Collection entries
##########
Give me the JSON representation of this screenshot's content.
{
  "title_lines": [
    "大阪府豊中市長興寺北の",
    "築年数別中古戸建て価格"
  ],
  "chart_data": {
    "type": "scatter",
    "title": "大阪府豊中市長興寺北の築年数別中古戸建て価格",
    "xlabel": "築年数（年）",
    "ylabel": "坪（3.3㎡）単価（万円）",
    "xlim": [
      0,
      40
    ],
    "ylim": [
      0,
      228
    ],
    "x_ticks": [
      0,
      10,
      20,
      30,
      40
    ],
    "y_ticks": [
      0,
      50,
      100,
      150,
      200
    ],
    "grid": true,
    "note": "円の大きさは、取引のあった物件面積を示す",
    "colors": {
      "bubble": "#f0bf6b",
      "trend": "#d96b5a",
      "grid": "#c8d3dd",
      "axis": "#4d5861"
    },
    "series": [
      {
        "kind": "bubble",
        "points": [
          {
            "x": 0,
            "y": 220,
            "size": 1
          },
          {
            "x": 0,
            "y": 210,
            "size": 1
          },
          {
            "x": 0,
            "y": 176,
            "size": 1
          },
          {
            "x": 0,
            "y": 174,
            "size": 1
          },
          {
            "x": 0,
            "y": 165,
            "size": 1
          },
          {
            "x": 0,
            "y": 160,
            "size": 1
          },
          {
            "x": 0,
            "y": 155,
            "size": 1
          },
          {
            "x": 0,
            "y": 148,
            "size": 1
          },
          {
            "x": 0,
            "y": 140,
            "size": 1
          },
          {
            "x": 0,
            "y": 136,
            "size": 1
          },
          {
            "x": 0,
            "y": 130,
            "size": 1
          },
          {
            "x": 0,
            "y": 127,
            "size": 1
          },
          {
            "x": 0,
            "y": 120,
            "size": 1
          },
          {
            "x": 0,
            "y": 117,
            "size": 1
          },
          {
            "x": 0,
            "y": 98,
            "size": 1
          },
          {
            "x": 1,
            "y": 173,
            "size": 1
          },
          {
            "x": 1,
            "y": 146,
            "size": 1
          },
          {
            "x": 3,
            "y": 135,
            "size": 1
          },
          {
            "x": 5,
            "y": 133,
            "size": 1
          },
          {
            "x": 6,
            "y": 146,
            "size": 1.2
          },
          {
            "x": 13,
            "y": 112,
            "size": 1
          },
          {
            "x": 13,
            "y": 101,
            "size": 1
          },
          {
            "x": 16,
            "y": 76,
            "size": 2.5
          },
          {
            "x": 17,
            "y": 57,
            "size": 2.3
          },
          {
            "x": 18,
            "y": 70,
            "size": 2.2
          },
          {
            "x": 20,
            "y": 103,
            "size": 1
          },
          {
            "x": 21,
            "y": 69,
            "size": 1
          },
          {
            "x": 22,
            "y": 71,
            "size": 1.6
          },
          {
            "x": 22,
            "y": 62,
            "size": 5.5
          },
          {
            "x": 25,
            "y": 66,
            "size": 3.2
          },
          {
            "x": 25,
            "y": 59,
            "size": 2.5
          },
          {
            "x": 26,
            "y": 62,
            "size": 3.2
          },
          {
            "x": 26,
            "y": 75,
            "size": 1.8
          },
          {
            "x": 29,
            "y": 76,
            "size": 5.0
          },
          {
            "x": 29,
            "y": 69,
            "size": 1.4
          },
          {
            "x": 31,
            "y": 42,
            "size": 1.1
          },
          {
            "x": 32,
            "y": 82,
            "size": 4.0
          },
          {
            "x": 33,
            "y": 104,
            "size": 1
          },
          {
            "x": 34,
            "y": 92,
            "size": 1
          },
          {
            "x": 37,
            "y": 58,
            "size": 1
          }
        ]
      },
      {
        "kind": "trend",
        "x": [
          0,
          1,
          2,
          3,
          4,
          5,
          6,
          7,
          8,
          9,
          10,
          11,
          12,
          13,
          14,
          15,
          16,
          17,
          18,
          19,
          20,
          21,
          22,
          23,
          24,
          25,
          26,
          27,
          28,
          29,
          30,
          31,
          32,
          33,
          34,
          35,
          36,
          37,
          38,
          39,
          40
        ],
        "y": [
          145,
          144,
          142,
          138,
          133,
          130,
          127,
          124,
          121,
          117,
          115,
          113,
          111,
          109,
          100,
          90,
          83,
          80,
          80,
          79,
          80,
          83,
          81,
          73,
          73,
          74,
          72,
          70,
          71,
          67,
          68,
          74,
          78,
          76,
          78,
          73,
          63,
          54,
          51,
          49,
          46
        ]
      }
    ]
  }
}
##########
▶ [INSTRUCTIONS FOR THE TASK] Copy the records above exactly.

▶ [TASK OUTPUT]
Give me the JSON representation of this screenshot's content.
{
  "title_lines": [
    "大阪府豊中市長興寺北の",
    "築年数別中古戸建て価格"
  ],
  "chart_data": {
    "type": "scatter",
    "title": "大阪府豊中市長興寺北の築年数別中古戸建て価格",
    "xlabel": "築年数（年）",
    "ylabel": "坪（3.3㎡）単価（万円）",
    "xlim": [
      0,
      40
    ],
    "ylim": [
      0,
      228
    ],
    "x_ticks": [
      0,
      10,
      20,
      30,
      40
    ],
    "y_ticks": [
      0,
      50,
      100,
      150,
      200
    ],
    "grid": true,
    "note": "円の大きさは、取引のあった物件面積を示す",
    "colors": {
      "bubble": "#f0bf6b",
      "trend": "#d96b5a",
      "grid": "#c8d3dd",
      "axis": "#4d5861"
    },
    "series": [
      {
        "kind": "bubble",
        "points": [
          {
            "x": 0,
            "y": 220,
            "size": 1
          },
          {
            "x": 0,
            "y": 210,
            "size": 1
          },
          {
            "x": 0,
            "y": 176,
            "size": 1
          },
          {
            "x": 0,
            "y": 174,
            "size": 1
          },
          {
            "x": 0,
            "y": 165,
            "size": 1
          },
          {
            "x": 0,
            "y": 160,
            "size": 1
          },
          {
            "x": 0,
            "y": 155,
            "size": 1
          },
          {
            "x": 0,
            "y": 148,
            "size": 1
          },
          {
            "x": 0,
            "y": 140,
            "size": 1
          },
          {
            "x": 0,
            "y": 136,
            "size": 1
          },
          {
            "x": 0,
            "y": 130,
            "size": 1
          },
          {
            "x": 0,
            "y": 127,
            "size": 1
          },
          {
            "x": 0,
            "y": 120,
            "size": 1
          },
          {
            "x": 0,
            "y": 117,
            "size": 1
          },
          {
            "x": 0,
            "y": 98,
            "size": 1
          },
          {
            "x": 1,
            "y": 173,
            "size": 1
          },
          {
            "x": 1,
            "y": 146,
            "size": 1
          },
          {
            "x": 3,
            "y": 135,
            "size": 1
          },
          {
            "x": 5,
            "y": 133,
            "size": 1
          },
          {
            "x": 6,
            "y": 146,
            "size": 1.2
          },
          {
            "x": 13,
            "y": 112,
            "size": 1
          },
          {
            "x": 13,
            "y": 101,
            "size": 1
          },
          {
            "x": 16,
            "y": 76,
            "size": 2.5
          },
          {
            "x": 17,
            "y": 57,
            "size": 2.3
          },
          {
            "x": 18,
            "y": 70,
            "size": 2.2
          },
          {
            "x": 20,
            "y": 103,
            "size": 1
          },
          {
            "x": 21,
            "y": 69,
            "size": 1
          },
          {
            "x": 22,
            "y": 71,
            "size": 1.6
          },
          {
            "x": 22,
            "y": 62,
            "size": 5.5
          },
          {
            "x": 25,
            "y": 66,
            "size": 3.2
          },
          {
            "x": 25,
            "y": 59,
            "size": 2.5
          },
          {
            "x": 26,
            "y": 62,
            "size": 3.2
          },
          {
            "x": 26,
            "y": 75,
            "size": 1.8
          },
          {
            "x": 29,
            "y": 76,
            "size": 5.0
          },
          {
            "x": 29,
            "y": 69,
            "size": 1.4
          },
          {
            "x": 31,
            "y": 42,
            "size": 1.1
          },
          {
            "x": 32,
            "y": 82,
            "size": 4.0
          },
          {
            "x": 33,
            "y": 104,
            "size": 1
          },
          {
            "x": 34,
            "y": 92,
            "size": 1
          },
          {
            "x": 37,
            "y": 58,
            "size": 1
          }
        ]
      },
      {
        "kind": "trend",
        "x": [
          0,
          1,
          2,
          3,
          4,
          5,
          6,
          7,
          8,
          9,
          10,
          11,
          12,
          13,
          14,
          15,
          16,
          17,
          18,
          19,
          20,
          21,
          22,
          23,
          24,
          25,
          26,
          27,
          28,
          29,
          30,
          31,
          32,
          33,
          34,
          35,
          36,
          37,
          38,
          39,
          40
        ],
        "y": [
          145,
          144,
          142,
          138,
          133,
          130,
          127,
          124,
          121,
          117,
          115,
          113,
          111,
          109,
          100,
          90,
          83,
          80,
          80,
          79,
          80,
          83,
          81,
          73,
          73,
          74,
          72,
          70,
          71,
          67,
          68,
          74,
          78,
          76,
          78,
          73,
          63,
          54,
          51,
          49,
          46
        ]
      }
    ]
  }
}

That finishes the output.